Stored entries
'''

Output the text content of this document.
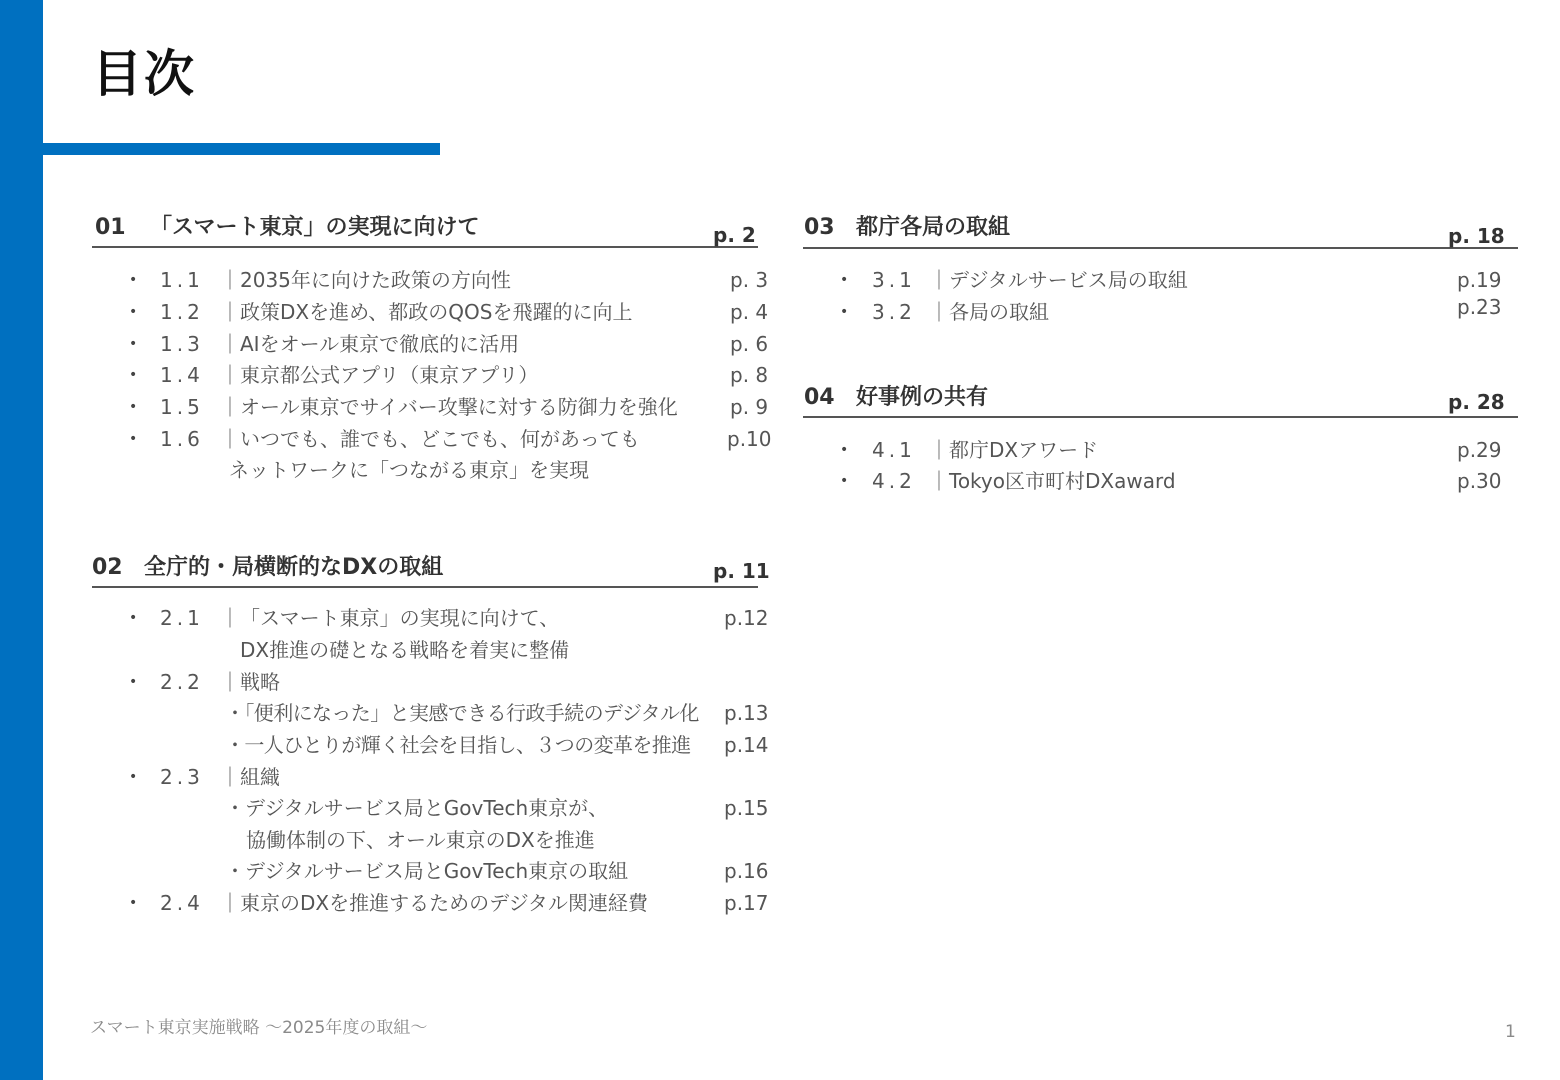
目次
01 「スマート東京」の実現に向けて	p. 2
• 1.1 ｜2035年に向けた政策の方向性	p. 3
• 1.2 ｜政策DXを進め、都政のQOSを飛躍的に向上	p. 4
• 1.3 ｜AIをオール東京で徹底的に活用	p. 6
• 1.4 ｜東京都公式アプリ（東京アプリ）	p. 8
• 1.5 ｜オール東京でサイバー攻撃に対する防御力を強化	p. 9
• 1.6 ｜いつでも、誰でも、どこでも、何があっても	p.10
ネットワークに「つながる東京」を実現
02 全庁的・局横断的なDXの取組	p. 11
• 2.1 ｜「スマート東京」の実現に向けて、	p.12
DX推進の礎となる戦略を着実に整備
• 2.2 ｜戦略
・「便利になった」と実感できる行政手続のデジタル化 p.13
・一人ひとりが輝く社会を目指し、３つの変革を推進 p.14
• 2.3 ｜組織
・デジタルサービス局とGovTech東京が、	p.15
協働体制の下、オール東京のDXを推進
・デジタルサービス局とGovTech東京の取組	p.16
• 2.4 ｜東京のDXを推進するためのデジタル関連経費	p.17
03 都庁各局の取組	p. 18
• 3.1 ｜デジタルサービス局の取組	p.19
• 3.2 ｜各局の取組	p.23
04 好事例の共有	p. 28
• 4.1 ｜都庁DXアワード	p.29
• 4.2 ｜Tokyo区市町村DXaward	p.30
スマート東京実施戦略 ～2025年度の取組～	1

'''
'''

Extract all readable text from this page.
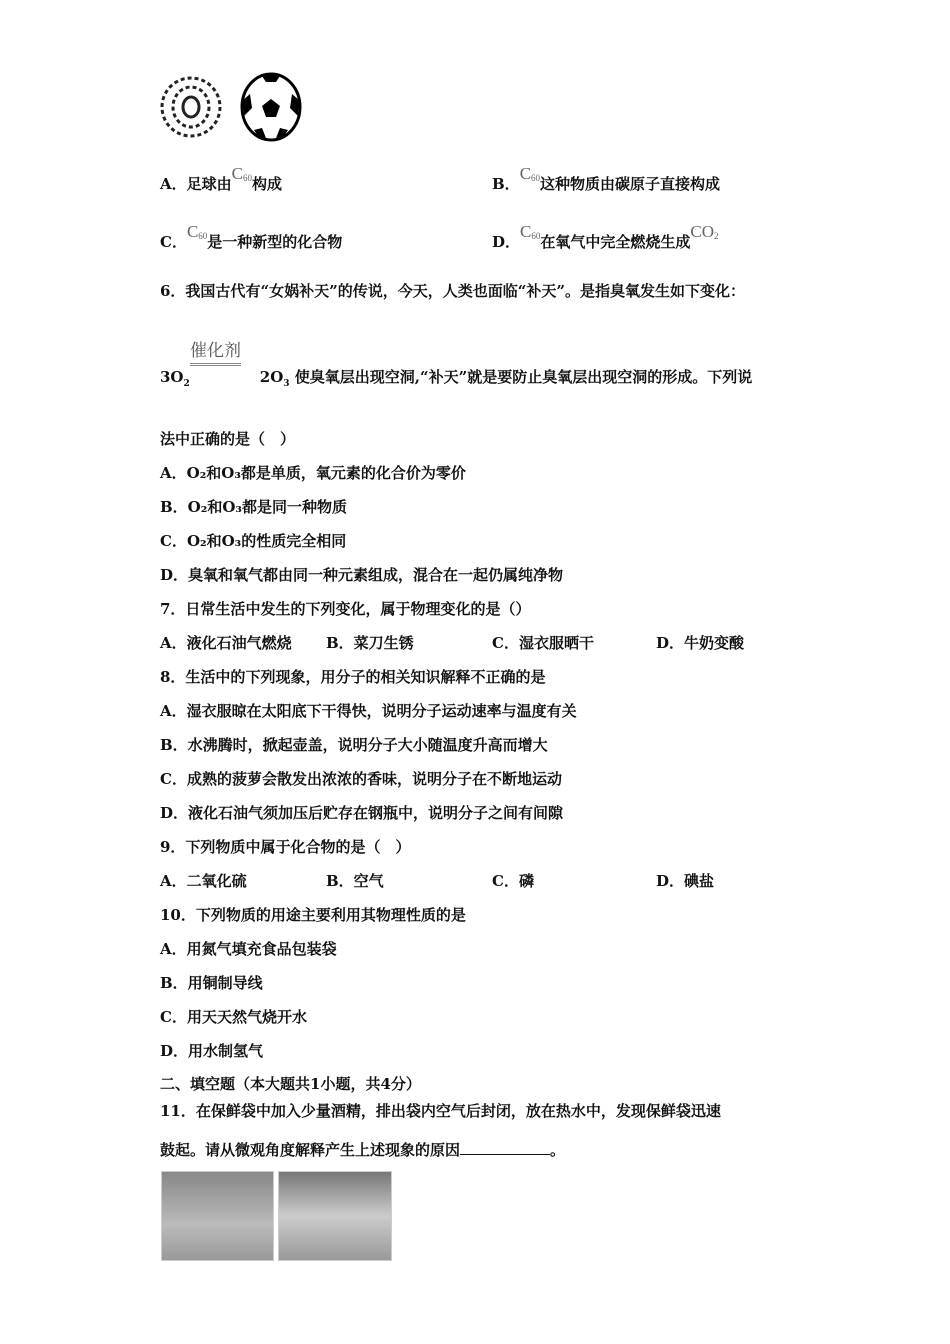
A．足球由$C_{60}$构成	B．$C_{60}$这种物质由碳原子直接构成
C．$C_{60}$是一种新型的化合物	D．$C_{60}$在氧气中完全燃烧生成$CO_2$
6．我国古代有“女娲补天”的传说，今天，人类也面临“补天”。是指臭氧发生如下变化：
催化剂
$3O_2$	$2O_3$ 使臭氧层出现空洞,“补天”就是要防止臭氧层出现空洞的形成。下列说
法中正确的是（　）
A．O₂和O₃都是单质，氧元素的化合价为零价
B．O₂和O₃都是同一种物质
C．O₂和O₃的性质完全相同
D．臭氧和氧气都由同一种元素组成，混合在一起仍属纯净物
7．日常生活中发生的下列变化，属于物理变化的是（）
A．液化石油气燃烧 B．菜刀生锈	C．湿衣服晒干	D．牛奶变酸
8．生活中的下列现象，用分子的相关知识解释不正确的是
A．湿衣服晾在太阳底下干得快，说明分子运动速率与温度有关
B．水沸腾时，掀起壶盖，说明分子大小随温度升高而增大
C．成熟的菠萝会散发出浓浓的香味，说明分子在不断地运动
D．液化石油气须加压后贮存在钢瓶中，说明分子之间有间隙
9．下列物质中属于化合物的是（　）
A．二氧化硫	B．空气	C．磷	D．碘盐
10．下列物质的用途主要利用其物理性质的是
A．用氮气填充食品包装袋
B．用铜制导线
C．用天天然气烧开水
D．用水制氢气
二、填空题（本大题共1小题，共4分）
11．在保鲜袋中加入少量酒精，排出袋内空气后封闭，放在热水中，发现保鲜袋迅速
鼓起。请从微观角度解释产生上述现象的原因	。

'''

» Work instructions: Each line above that holds the string "の実現に向けて" should be copied and shown.

» Correct answer:
01 「スマート東京」の実現に向けて	p. 2
• 2.1 ｜「スマート東京」の実現に向けて、	p.12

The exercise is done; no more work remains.